### Required work
Go through the lines below. Copy those with "steht".

++++++++

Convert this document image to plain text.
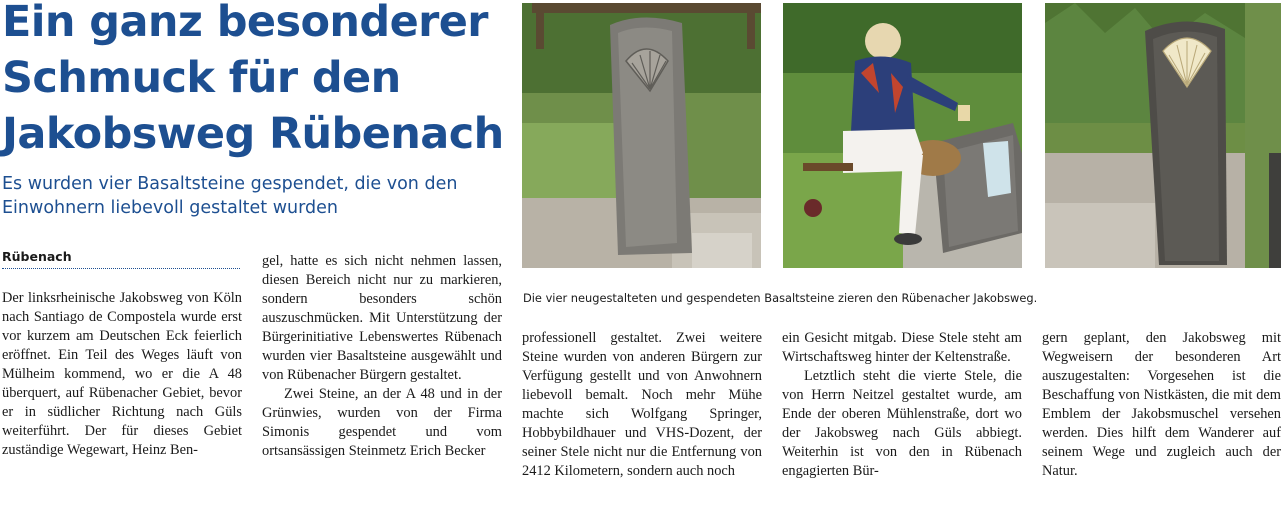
Ein ganz besonderer
Schmuck für den
Jakobsweg Rübenach
Es wurden vier Basaltsteine gespendet, die von den
Einwohnern liebevoll gestaltet wurden
Rübenach

Der linksrheinische Jakobsweg von Köln nach Santiago de Compostela wurde erst vor kurzem am Deutschen Eck feierlich eröffnet. Ein Teil des Weges läuft von Mülheim kommend, wo er die A 48 überquert, auf Rübenacher Gebiet, bevor er in südlicher Richtung nach Güls weiterführt. Der für dieses Gebiet zuständige Wegewart, Heinz Ben-

gel, hatte es sich nicht nehmen lassen, diesen Bereich nicht nur zu markieren, sondern besonders schön auszuschmücken. Mit Unterstützung der Bürgerinitiative Lebenswertes Rübenach wurden vier Basaltsteine ausgewählt und von Rübenacher Bürgern gestaltet.

Zwei Steine, an der A 48 und in der Grünwies, wurden von der Firma Simonis gespendet und vom ortsansässigen Steinmetz Erich Becker

professionell gestaltet. Zwei weitere Steine wurden von anderen Bürgern zur Verfügung gestellt und von Anwohnern liebevoll bemalt. Noch mehr Mühe machte sich Wolfgang Springer, Hobbybildhauer und VHS-Dozent, der seiner Stele nicht nur die Entfernung von 2412 Kilometern, sondern auch noch

ein Gesicht mitgab. Diese Stele steht am Wirtschaftsweg hinter der Keltenstraße.

Letztlich steht die vierte Stele, die von Herrn Neitzel gestaltet wurde, am Ende der oberen Mühlenstraße, dort wo der Jakobsweg nach Güls abbiegt. Weiterhin ist von den in Rübenach engagierten Bür-

gern geplant, den Jakobsweg mit Wegweisern der besonderen Art auszugestalten: Vorgesehen ist die Beschaffung von Nistkästen, die mit dem Emblem der Jakobsmuschel versehen werden. Dies hilft dem Wanderer auf seinem Wege und zugleich auch der Natur.

Die vier neugestalteten und gespendeten Basaltsteine zieren den Rübenacher Jakobsweg.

++++++++

### Solution below
ein Gesicht mitgab. Diese Stele steht am Wirtschaftsweg hinter der Keltenstraße.
Letztlich steht die vierte Stele, die von Herrn Neitzel gestaltet wurde, am Ende der oberen Mühlenstraße, dort wo der Jakobsweg nach Güls abbiegt. Weiterhin ist von den in Rübenach engagierten Bür-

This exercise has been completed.